Aim of the exercise
For this exercise, repeat all of the material verbatim apart from its images.

Exercise material
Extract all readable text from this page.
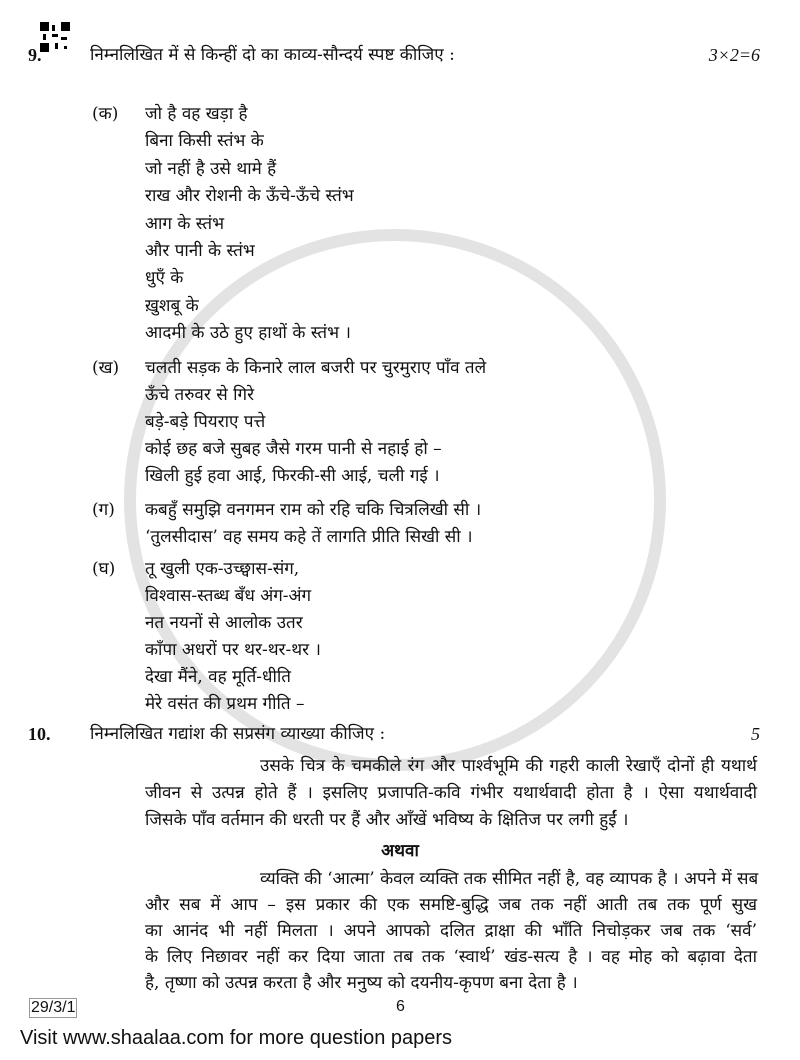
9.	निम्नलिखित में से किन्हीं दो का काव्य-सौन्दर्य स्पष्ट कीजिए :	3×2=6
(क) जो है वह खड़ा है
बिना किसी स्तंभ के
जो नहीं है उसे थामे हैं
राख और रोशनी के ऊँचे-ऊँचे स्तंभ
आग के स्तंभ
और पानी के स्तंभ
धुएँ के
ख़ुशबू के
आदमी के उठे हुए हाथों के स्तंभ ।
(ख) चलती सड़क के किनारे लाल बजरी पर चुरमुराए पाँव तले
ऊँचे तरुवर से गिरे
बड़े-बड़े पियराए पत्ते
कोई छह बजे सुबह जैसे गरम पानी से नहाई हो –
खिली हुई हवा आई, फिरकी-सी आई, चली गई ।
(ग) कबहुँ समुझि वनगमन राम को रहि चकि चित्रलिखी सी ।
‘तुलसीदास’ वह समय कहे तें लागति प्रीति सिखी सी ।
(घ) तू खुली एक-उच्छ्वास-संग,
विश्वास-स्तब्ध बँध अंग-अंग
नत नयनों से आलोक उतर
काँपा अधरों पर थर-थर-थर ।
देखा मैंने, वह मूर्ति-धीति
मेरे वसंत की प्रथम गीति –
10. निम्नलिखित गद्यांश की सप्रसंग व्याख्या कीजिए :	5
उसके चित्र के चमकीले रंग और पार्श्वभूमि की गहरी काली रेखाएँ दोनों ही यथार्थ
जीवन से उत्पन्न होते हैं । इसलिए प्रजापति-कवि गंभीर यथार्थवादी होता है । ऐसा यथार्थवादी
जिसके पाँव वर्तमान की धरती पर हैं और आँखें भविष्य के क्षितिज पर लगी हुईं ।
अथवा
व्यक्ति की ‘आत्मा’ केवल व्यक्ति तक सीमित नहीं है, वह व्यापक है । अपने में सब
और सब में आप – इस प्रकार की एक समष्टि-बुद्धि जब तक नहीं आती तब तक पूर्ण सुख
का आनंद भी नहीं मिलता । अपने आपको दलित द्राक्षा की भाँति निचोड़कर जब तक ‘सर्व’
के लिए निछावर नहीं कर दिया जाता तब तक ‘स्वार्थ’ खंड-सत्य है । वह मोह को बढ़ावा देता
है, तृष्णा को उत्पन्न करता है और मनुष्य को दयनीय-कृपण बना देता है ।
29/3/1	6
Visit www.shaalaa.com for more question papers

Answer below
Extract all readable text from this page.
9.	निम्नलिखित में से किन्हीं दो का काव्य-सौन्दर्य स्पष्ट कीजिए :	3×2=6
(क) जो है वह खड़ा है
बिना किसी स्तंभ के
जो नहीं है उसे थामे हैं
राख और रोशनी के ऊँचे-ऊँचे स्तंभ
आग के स्तंभ
और पानी के स्तंभ
धुएँ के
ख़ुशबू के
आदमी के उठे हुए हाथों के स्तंभ ।
(ख) चलती सड़क के किनारे लाल बजरी पर चुरमुराए पाँव तले
ऊँचे तरुवर से गिरे
बड़े-बड़े पियराए पत्ते
कोई छह बजे सुबह जैसे गरम पानी से नहाई हो –
खिली हुई हवा आई, फिरकी-सी आई, चली गई ।
(ग) कबहुँ समुझि वनगमन राम को रहि चकि चित्रलिखी सी ।
‘तुलसीदास’ वह समय कहे तें लागति प्रीति सिखी सी ।
(घ) तू खुली एक-उच्छ्वास-संग,
विश्वास-स्तब्ध बँध अंग-अंग
नत नयनों से आलोक उतर
काँपा अधरों पर थर-थर-थर ।
देखा मैंने, वह मूर्ति-धीति
मेरे वसंत की प्रथम गीति –
10. निम्नलिखित गद्यांश की सप्रसंग व्याख्या कीजिए :	5
उसके चित्र के चमकीले रंग और पार्श्वभूमि की गहरी काली रेखाएँ दोनों ही यथार्थ
जीवन से उत्पन्न होते हैं । इसलिए प्रजापति-कवि गंभीर यथार्थवादी होता है । ऐसा यथार्थवादी
जिसके पाँव वर्तमान की धरती पर हैं और आँखें भविष्य के क्षितिज पर लगी हुईं ।
अथवा
व्यक्ति की ‘आत्मा’ केवल व्यक्ति तक सीमित नहीं है, वह व्यापक है । अपने में सब
और सब में आप – इस प्रकार की एक समष्टि-बुद्धि जब तक नहीं आती तब तक पूर्ण सुख
का आनंद भी नहीं मिलता । अपने आपको दलित द्राक्षा की भाँति निचोड़कर जब तक ‘सर्व’
के लिए निछावर नहीं कर दिया जाता तब तक ‘स्वार्थ’ खंड-सत्य है । वह मोह को बढ़ावा देता
है, तृष्णा को उत्पन्न करता है और मनुष्य को दयनीय-कृपण बना देता है ।
29/3/1	6
Visit www.shaalaa.com for more question papers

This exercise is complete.